[Records from a collection]

......

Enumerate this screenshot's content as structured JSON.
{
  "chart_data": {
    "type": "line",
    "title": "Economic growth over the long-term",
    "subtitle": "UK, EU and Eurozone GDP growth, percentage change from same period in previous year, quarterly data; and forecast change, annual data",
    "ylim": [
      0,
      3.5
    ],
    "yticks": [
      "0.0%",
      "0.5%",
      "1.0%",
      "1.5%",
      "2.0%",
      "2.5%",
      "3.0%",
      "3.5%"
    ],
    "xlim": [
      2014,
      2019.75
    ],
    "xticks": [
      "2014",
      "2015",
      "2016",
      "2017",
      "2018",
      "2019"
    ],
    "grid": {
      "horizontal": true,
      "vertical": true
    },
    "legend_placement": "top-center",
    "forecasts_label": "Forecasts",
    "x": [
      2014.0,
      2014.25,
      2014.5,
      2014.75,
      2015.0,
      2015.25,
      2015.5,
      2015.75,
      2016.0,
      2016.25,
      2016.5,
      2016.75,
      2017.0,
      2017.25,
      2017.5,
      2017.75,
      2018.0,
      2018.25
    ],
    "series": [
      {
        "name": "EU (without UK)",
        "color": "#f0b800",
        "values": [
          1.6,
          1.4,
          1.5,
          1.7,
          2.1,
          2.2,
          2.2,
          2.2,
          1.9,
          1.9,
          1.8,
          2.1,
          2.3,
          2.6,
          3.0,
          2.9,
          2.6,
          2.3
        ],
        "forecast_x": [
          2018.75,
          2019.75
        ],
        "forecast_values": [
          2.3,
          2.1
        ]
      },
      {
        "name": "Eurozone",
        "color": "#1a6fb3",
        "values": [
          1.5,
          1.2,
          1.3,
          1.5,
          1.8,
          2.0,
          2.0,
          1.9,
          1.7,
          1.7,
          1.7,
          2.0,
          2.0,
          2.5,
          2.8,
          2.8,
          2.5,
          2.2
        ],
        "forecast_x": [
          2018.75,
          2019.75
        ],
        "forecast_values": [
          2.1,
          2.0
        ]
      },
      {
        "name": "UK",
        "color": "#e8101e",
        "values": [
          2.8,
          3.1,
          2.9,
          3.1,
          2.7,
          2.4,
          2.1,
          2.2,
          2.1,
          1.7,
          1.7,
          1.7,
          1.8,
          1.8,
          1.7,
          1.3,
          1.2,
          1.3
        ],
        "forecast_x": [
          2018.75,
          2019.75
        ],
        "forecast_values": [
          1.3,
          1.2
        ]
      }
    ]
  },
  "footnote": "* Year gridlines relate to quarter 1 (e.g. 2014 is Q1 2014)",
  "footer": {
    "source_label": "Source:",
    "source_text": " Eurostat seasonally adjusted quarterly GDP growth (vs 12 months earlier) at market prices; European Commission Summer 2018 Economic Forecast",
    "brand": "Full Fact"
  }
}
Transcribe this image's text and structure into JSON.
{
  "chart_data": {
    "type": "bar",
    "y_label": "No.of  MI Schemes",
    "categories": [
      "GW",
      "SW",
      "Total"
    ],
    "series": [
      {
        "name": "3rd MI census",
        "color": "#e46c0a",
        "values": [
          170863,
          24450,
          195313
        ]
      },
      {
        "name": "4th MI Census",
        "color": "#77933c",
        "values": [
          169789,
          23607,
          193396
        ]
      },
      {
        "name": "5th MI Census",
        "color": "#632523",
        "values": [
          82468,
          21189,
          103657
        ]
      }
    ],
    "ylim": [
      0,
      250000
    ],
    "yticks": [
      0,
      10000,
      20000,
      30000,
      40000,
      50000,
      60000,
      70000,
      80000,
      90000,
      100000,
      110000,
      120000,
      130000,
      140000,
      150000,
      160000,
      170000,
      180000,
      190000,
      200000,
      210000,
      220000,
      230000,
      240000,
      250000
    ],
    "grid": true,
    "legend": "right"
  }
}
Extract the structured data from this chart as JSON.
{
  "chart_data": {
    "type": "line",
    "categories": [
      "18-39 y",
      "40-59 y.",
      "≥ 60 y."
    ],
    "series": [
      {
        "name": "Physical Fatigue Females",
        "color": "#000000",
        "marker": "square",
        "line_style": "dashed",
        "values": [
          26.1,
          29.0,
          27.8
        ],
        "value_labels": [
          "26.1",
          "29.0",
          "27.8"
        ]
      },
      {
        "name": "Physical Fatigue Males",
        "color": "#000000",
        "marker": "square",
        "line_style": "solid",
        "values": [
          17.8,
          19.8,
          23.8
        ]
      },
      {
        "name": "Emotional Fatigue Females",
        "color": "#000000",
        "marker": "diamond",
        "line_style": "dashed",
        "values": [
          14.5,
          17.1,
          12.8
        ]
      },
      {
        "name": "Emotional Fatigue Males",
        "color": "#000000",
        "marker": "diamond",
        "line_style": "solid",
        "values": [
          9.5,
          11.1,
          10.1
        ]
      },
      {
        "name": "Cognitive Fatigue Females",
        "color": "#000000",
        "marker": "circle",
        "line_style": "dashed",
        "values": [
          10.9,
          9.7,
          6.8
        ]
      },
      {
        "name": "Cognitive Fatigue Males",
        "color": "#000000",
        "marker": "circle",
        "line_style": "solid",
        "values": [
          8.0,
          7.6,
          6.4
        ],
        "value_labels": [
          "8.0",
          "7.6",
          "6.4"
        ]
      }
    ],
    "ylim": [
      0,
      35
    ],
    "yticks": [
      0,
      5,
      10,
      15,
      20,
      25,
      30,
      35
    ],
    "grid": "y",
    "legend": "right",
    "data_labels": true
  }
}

......

Task: Repeat every record, exactly as written.

Result of this exercise:
Enumerate this screenshot's content as structured JSON.
{
  "chart_data": {
    "type": "line",
    "title": "Economic growth over the long-term",
    "subtitle": "UK, EU and Eurozone GDP growth, percentage change from same period in previous year, quarterly data; and forecast change, annual data",
    "ylim": [
      0,
      3.5
    ],
    "yticks": [
      "0.0%",
      "0.5%",
      "1.0%",
      "1.5%",
      "2.0%",
      "2.5%",
      "3.0%",
      "3.5%"
    ],
    "xlim": [
      2014,
      2019.75
    ],
    "xticks": [
      "2014",
      "2015",
      "2016",
      "2017",
      "2018",
      "2019"
    ],
    "grid": {
      "horizontal": true,
      "vertical": true
    },
    "legend_placement": "top-center",
    "forecasts_label": "Forecasts",
    "x": [
      2014.0,
      2014.25,
      2014.5,
      2014.75,
      2015.0,
      2015.25,
      2015.5,
      2015.75,
      2016.0,
      2016.25,
      2016.5,
      2016.75,
      2017.0,
      2017.25,
      2017.5,
      2017.75,
      2018.0,
      2018.25
    ],
    "series": [
      {
        "name": "EU (without UK)",
        "color": "#f0b800",
        "values": [
          1.6,
          1.4,
          1.5,
          1.7,
          2.1,
          2.2,
          2.2,
          2.2,
          1.9,
          1.9,
          1.8,
          2.1,
          2.3,
          2.6,
          3.0,
          2.9,
          2.6,
          2.3
        ],
        "forecast_x": [
          2018.75,
          2019.75
        ],
        "forecast_values": [
          2.3,
          2.1
        ]
      },
      {
        "name": "Eurozone",
        "color": "#1a6fb3",
        "values": [
          1.5,
          1.2,
          1.3,
          1.5,
          1.8,
          2.0,
          2.0,
          1.9,
          1.7,
          1.7,
          1.7,
          2.0,
          2.0,
          2.5,
          2.8,
          2.8,
          2.5,
          2.2
        ],
        "forecast_x": [
          2018.75,
          2019.75
        ],
        "forecast_values": [
          2.1,
          2.0
        ]
      },
      {
        "name": "UK",
        "color": "#e8101e",
        "values": [
          2.8,
          3.1,
          2.9,
          3.1,
          2.7,
          2.4,
          2.1,
          2.2,
          2.1,
          1.7,
          1.7,
          1.7,
          1.8,
          1.8,
          1.7,
          1.3,
          1.2,
          1.3
        ],
        "forecast_x": [
          2018.75,
          2019.75
        ],
        "forecast_values": [
          1.3,
          1.2
        ]
      }
    ]
  },
  "footnote": "* Year gridlines relate to quarter 1 (e.g. 2014 is Q1 2014)",
  "footer": {
    "source_label": "Source:",
    "source_text": " Eurostat seasonally adjusted quarterly GDP growth (vs 12 months earlier) at market prices; European Commission Summer 2018 Economic Forecast",
    "brand": "Full Fact"
  }
}
Transcribe this image's text and structure into JSON.
{
  "chart_data": {
    "type": "bar",
    "y_label": "No.of  MI Schemes",
    "categories": [
      "GW",
      "SW",
      "Total"
    ],
    "series": [
      {
        "name": "3rd MI census",
        "color": "#e46c0a",
        "values": [
          170863,
          24450,
          195313
        ]
      },
      {
        "name": "4th MI Census",
        "color": "#77933c",
        "values": [
          169789,
          23607,
          193396
        ]
      },
      {
        "name": "5th MI Census",
        "color": "#632523",
        "values": [
          82468,
          21189,
          103657
        ]
      }
    ],
    "ylim": [
      0,
      250000
    ],
    "yticks": [
      0,
      10000,
      20000,
      30000,
      40000,
      50000,
      60000,
      70000,
      80000,
      90000,
      100000,
      110000,
      120000,
      130000,
      140000,
      150000,
      160000,
      170000,
      180000,
      190000,
      200000,
      210000,
      220000,
      230000,
      240000,
      250000
    ],
    "grid": true,
    "legend": "right"
  }
}
Extract the structured data from this chart as JSON.
{
  "chart_data": {
    "type": "line",
    "categories": [
      "18-39 y",
      "40-59 y.",
      "≥ 60 y."
    ],
    "series": [
      {
        "name": "Physical Fatigue Females",
        "color": "#000000",
        "marker": "square",
        "line_style": "dashed",
        "values": [
          26.1,
          29.0,
          27.8
        ],
        "value_labels": [
          "26.1",
          "29.0",
          "27.8"
        ]
      },
      {
        "name": "Physical Fatigue Males",
        "color": "#000000",
        "marker": "square",
        "line_style": "solid",
        "values": [
          17.8,
          19.8,
          23.8
        ]
      },
      {
        "name": "Emotional Fatigue Females",
        "color": "#000000",
        "marker": "diamond",
        "line_style": "dashed",
        "values": [
          14.5,
          17.1,
          12.8
        ]
      },
      {
        "name": "Emotional Fatigue Males",
        "color": "#000000",
        "marker": "diamond",
        "line_style": "solid",
        "values": [
          9.5,
          11.1,
          10.1
        ]
      },
      {
        "name": "Cognitive Fatigue Females",
        "color": "#000000",
        "marker": "circle",
        "line_style": "dashed",
        "values": [
          10.9,
          9.7,
          6.8
        ]
      },
      {
        "name": "Cognitive Fatigue Males",
        "color": "#000000",
        "marker": "circle",
        "line_style": "solid",
        "values": [
          8.0,
          7.6,
          6.4
        ],
        "value_labels": [
          "8.0",
          "7.6",
          "6.4"
        ]
      }
    ],
    "ylim": [
      0,
      35
    ],
    "yticks": [
      0,
      5,
      10,
      15,
      20,
      25,
      30,
      35
    ],
    "grid": "y",
    "legend": "right",
    "data_labels": true
  }
}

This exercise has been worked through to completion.